Rows =
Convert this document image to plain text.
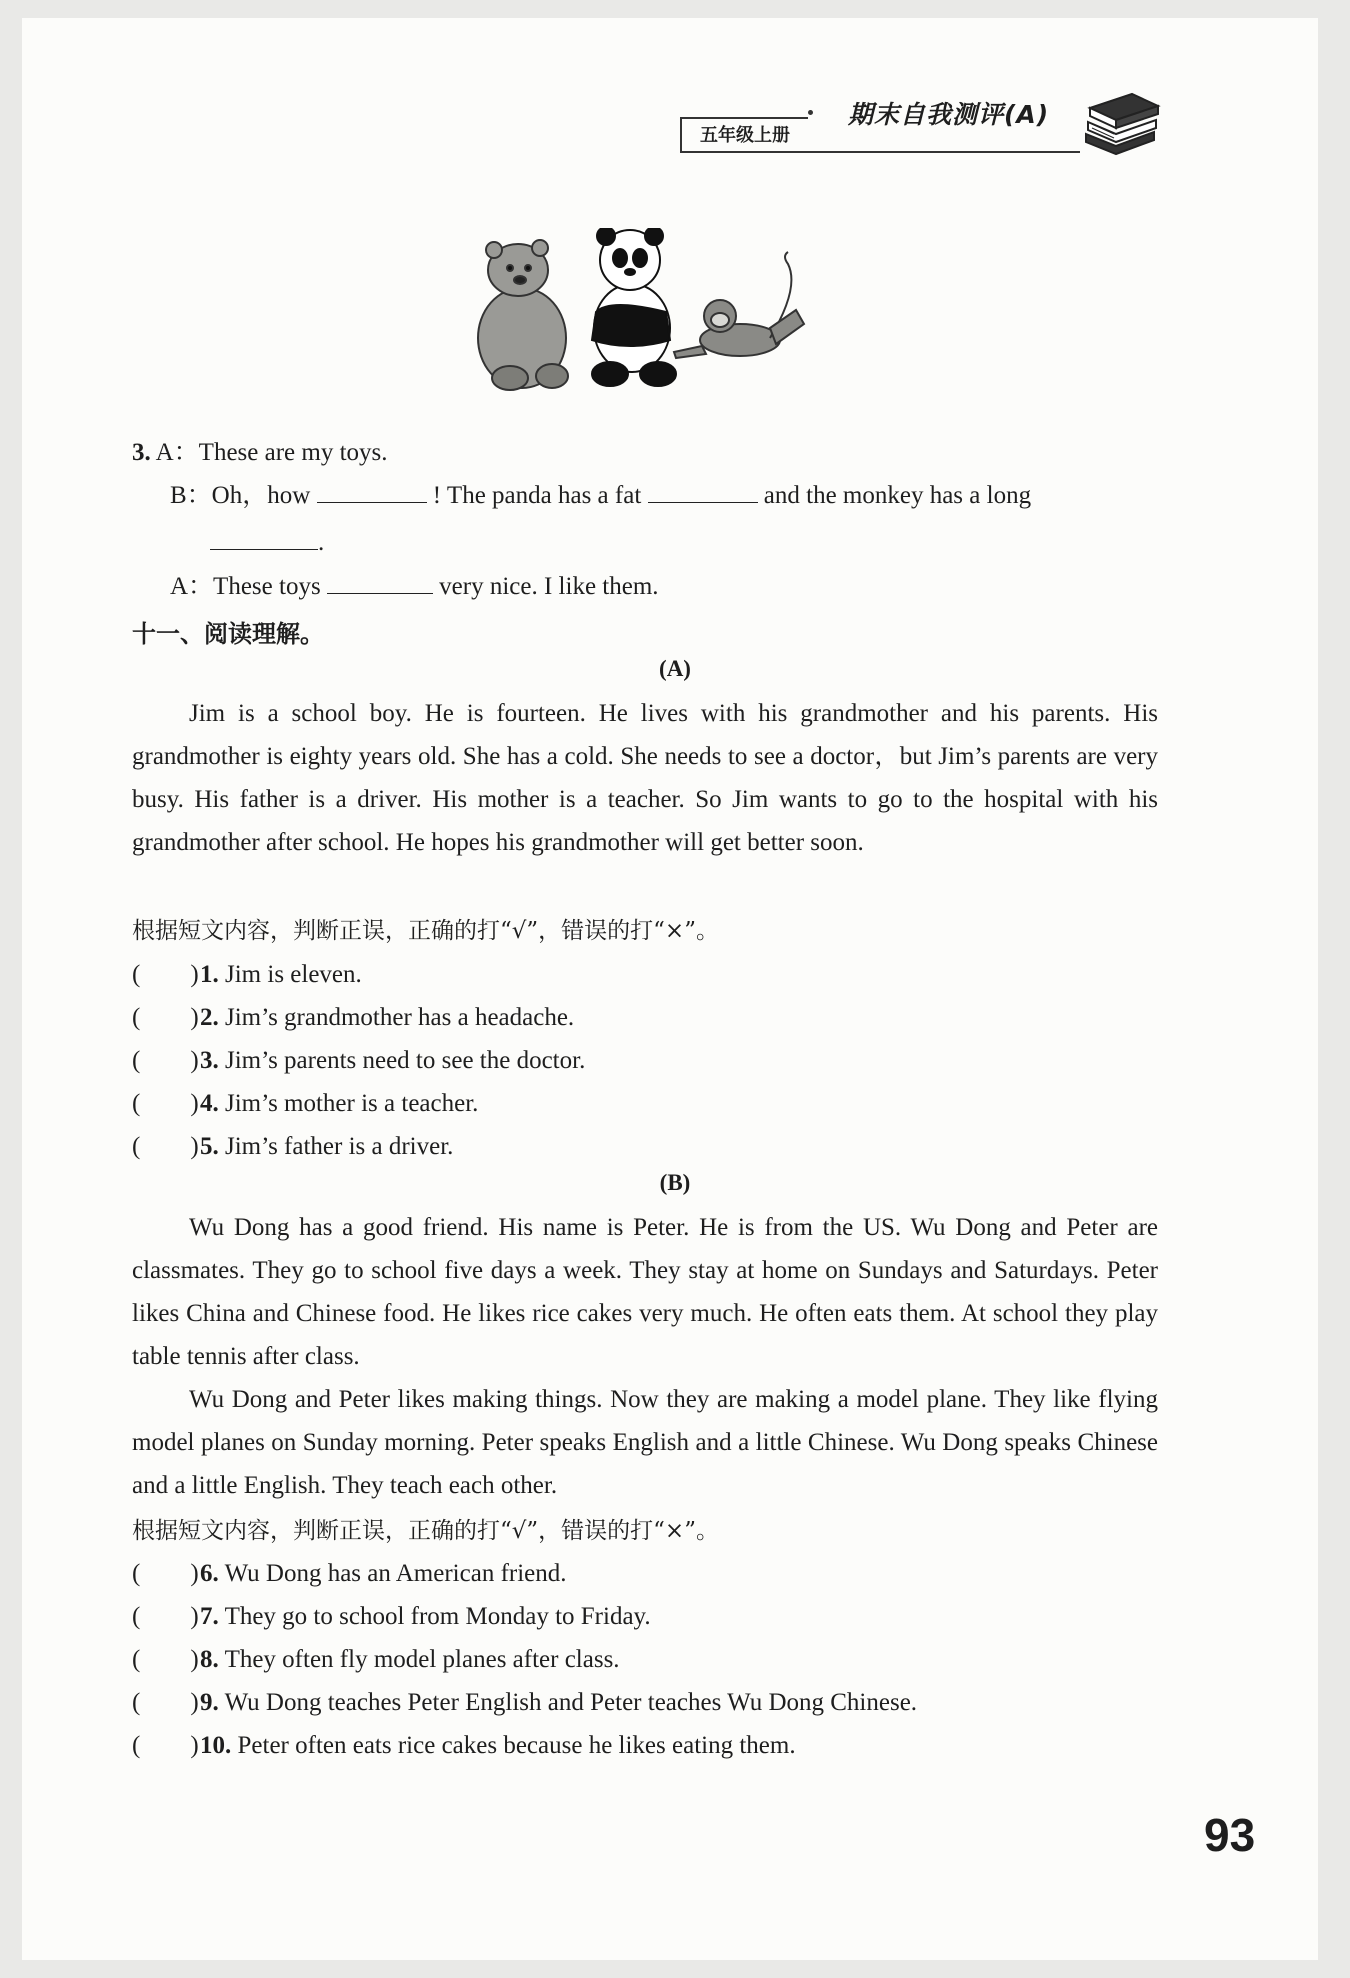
五年级上册
期末自我测评(A)
3. A：These are my toys.
B：Oh，how	! The panda has a fat	and the monkey has a long
.
A：These toys	very nice. I like them.
十一、阅读理解。
(A)
Jim is a school boy. He is fourteen. He lives with his grandmother and his parents. His grandmother is eighty years old. She has a cold. She needs to see a doctor，but Jim’s parents are very busy. His father is a driver. His mother is a teacher. So Jim wants to go to the hospital with his grandmother after school. He hopes his grandmother will get better soon.
根据短文内容，判断正误，正确的打“√”，错误的打“×”。
(　　)1. Jim is eleven.
(　　)2. Jim’s grandmother has a headache.
(　　)3. Jim’s parents need to see the doctor.
(　　)4. Jim’s mother is a teacher.
(　　)5. Jim’s father is a driver.
(B)
Wu Dong has a good friend. His name is Peter. He is from the US. Wu Dong and Peter are classmates. They go to school five days a week. They stay at home on Sundays and Saturdays. Peter likes China and Chinese food. He likes rice cakes very much. He often eats them. At school they play table tennis after class.
Wu Dong and Peter likes making things. Now they are making a model plane. They like flying model planes on Sunday morning. Peter speaks English and a little Chinese. Wu Dong speaks Chinese and a little English. They teach each other.
根据短文内容，判断正误，正确的打“√”，错误的打“×”。
(　　)6. Wu Dong has an American friend.
(　　)7. They go to school from Monday to Friday.
(　　)8. They often fly model planes after class.
(　　)9. Wu Dong teaches Peter English and Peter teaches Wu Dong Chinese.
(　　)10. Peter often eats rice cakes because he likes eating them.
93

Your objective = Repeat the data above exactly, but not the pictures.

Answer for the task =
Convert this document image to plain text.
五年级上册
期末自我测评(A)
3. A：These are my toys.
B：Oh，how	! The panda has a fat	and the monkey has a long
.
A：These toys	very nice. I like them.
十一、阅读理解。
(A)
Jim is a school boy. He is fourteen. He lives with his grandmother and his parents. His grandmother is eighty years old. She has a cold. She needs to see a doctor，but Jim’s parents are very busy. His father is a driver. His mother is a teacher. So Jim wants to go to the hospital with his grandmother after school. He hopes his grandmother will get better soon.
根据短文内容，判断正误，正确的打“√”，错误的打“×”。
(　　)1. Jim is eleven.
(　　)2. Jim’s grandmother has a headache.
(　　)3. Jim’s parents need to see the doctor.
(　　)4. Jim’s mother is a teacher.
(　　)5. Jim’s father is a driver.
(B)
Wu Dong has a good friend. His name is Peter. He is from the US. Wu Dong and Peter are classmates. They go to school five days a week. They stay at home on Sundays and Saturdays. Peter likes China and Chinese food. He likes rice cakes very much. He often eats them. At school they play table tennis after class.
Wu Dong and Peter likes making things. Now they are making a model plane. They like flying model planes on Sunday morning. Peter speaks English and a little Chinese. Wu Dong speaks Chinese and a little English. They teach each other.
根据短文内容，判断正误，正确的打“√”，错误的打“×”。
(　　)6. Wu Dong has an American friend.
(　　)7. They go to school from Monday to Friday.
(　　)8. They often fly model planes after class.
(　　)9. Wu Dong teaches Peter English and Peter teaches Wu Dong Chinese.
(　　)10. Peter often eats rice cakes because he likes eating them.
93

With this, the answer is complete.